# New to smoking



## SmokeyLee15 (Jan 13, 2021)

Hey All,

 Very green to smoking. I’ve worked with my buddy on his Traeger but he is dealing with the temp fluctuations that the early gen or all have. He and I have become frustrated so I have decided to get into this hobby on my own. I won’t be smoking too much or too big. I’ve been reading a lot and looking to buy a Rec Teq 340 with a few accessories. What do you all think?

Other hobbies include wood working, auto racing and lots of likker making!
Located in central Ohio.

Thanks.


----------



## Paulie Walnuts 440 (Jan 14, 2021)

Hey smokeylee ,

Welcome to the forum and that smoker you mentioned looks nice. Have you ever looked at a "stick burner"?  Just a straight up wood smoker log splits only.  To me that's how I enjoy my meats smoked with all wood and manage the fire manually. There is this like primitive history and connection to fire and cooking meat which requires a labor of love hahahaha ..im still learning and feel like I always will with bbq trying new things and experimenting which makes it fun. A lot of people on this forum have great knowledge so enjoy and smoke on!!!

════════════════════

*SET OF TASKS*.
A - In the forum thread on getting started with smoking, which smoker is SmokeyLee15 looking to buy?
B - According to the forum thread, why did SmokeyLee15 decide to take up smoking independently?
C - Please pick up the forum thread on getting started with smoking after its last post and continue it.
The listing is separate material, unrelated to the forum thread.

*DATA RECORDS*.
════════════════════

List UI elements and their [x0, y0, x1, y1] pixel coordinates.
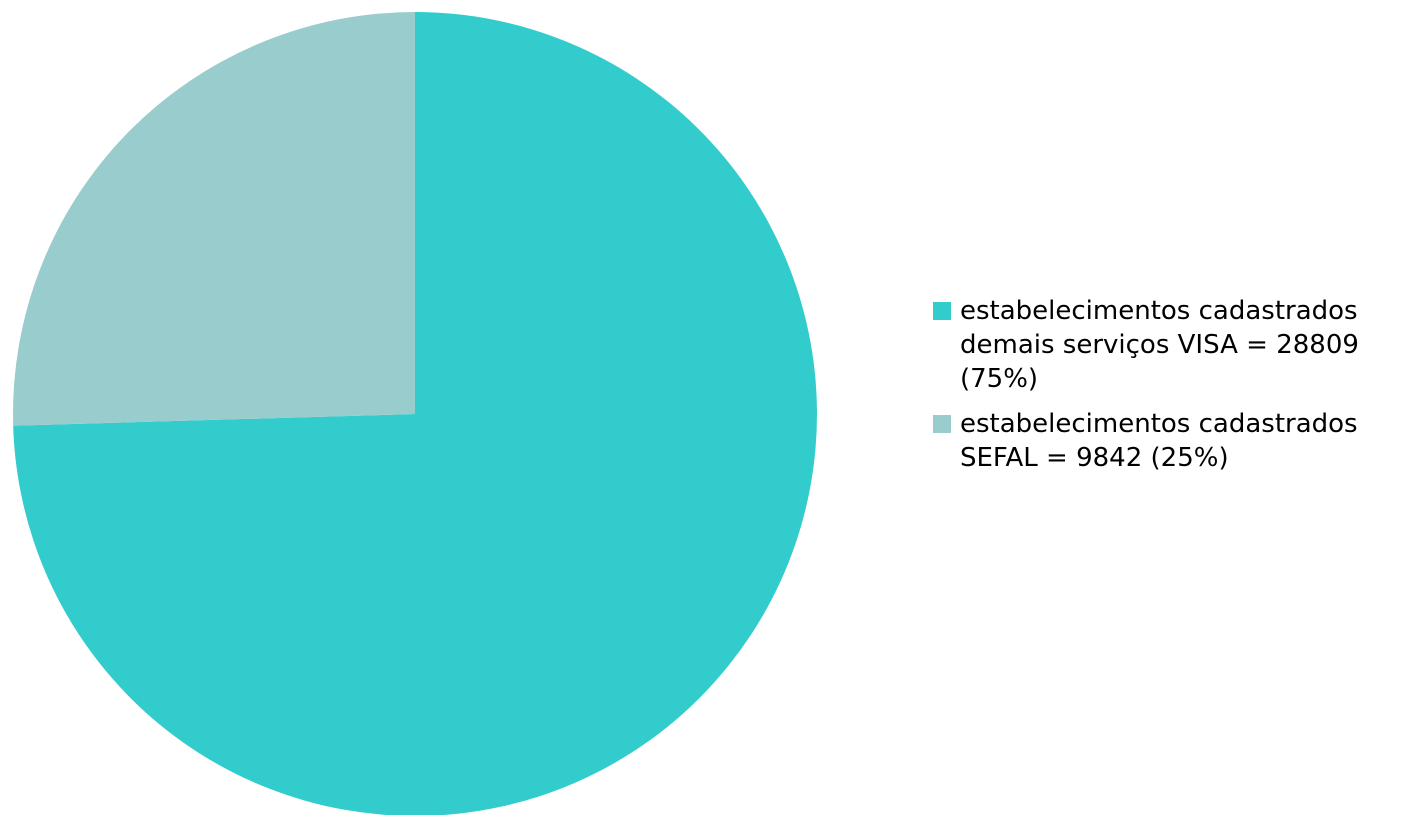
legend-swatch-demais-servicos-visa: [933, 302, 951, 320]
pie-slice-demais-servicos-visa: [13, 12, 817, 815]
legend-item-sefal: estabelecimentos cadastrados SEFAL = 984…: [933, 407, 1421, 475]
legend: estabelecimentos cadastrados demais serv…: [933, 294, 1421, 486]
pie-slice-sefal: [13, 12, 416, 426]
legend-item-demais-servicos-visa: estabelecimentos cadastrados demais serv…: [933, 294, 1421, 396]
legend-label-sefal: estabelecimentos cadastrados SEFAL = 984…: [960, 409, 1358, 473]
legend-swatch-sefal: [933, 415, 951, 433]
legend-label-demais-servicos-visa: estabelecimentos cadastrados demais serv…: [960, 296, 1359, 394]
pie-slices-group: [13, 12, 817, 815]
pie-plot-area: [13, 12, 817, 815]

════════════════════

*RESULTS BY TASK*.
A - A Rec Teq 340, along with a few accessories.

B - SmokeyLee15 had been smoking with a buddy on the buddy's Traeger, which has temperature fluctuations. Both of them became frustrated with it, so SmokeyLee15 decided to get into the hobby alone.

C -
----------



## darcylockhart (Jan 14, 2021)

Hey smokeylee, welcome. It’s my first day here as well!

The rec tec grill is a nice pellet grill. I seriously considered one before landing on the Traeger pro575. Pellet grills in general are very flexible because they can handle smoking at low temps, and have the ability to crank out high heat for searing and everyday grilling. For example my Masterbuilt smoker doesn’t go higher than 275, but that’s fine for what I use it for.

all that being said I think the rec tec is a great versatile grill you’d be happy with.


----------



## SmokinGame (Jan 14, 2021)

Welcome!


----------



## TuckersBarbeque (Jan 14, 2021)

Welcome from North Carolina!
I have a RecTeq 590, and am absolutely happy with the quality and use.  You can't go wrong with a reqteq, I believe they are light years ahead of Traeger.


----------



## TNJAKE (Jan 14, 2021)

Welcome from Tennessee


----------



## imhungrymk (Jan 14, 2021)

Welcome from Virginia! The RT anything is a greats smoker. I believe when the founders of Treager started working for Pitboss, Traeger lost their edge. Now it is simply a overpriced Pitboss. There are alot of pellet smokers on the market, Recteq and Yoder are in my option one 2 you need to be looking at.


----------



## Brokenhandle (Jan 14, 2021)

Welcome from Iowa! Glad you joined us. I have heard nothing but good things about rec tec 

Ryan


----------



## sandyut (Jan 14, 2021)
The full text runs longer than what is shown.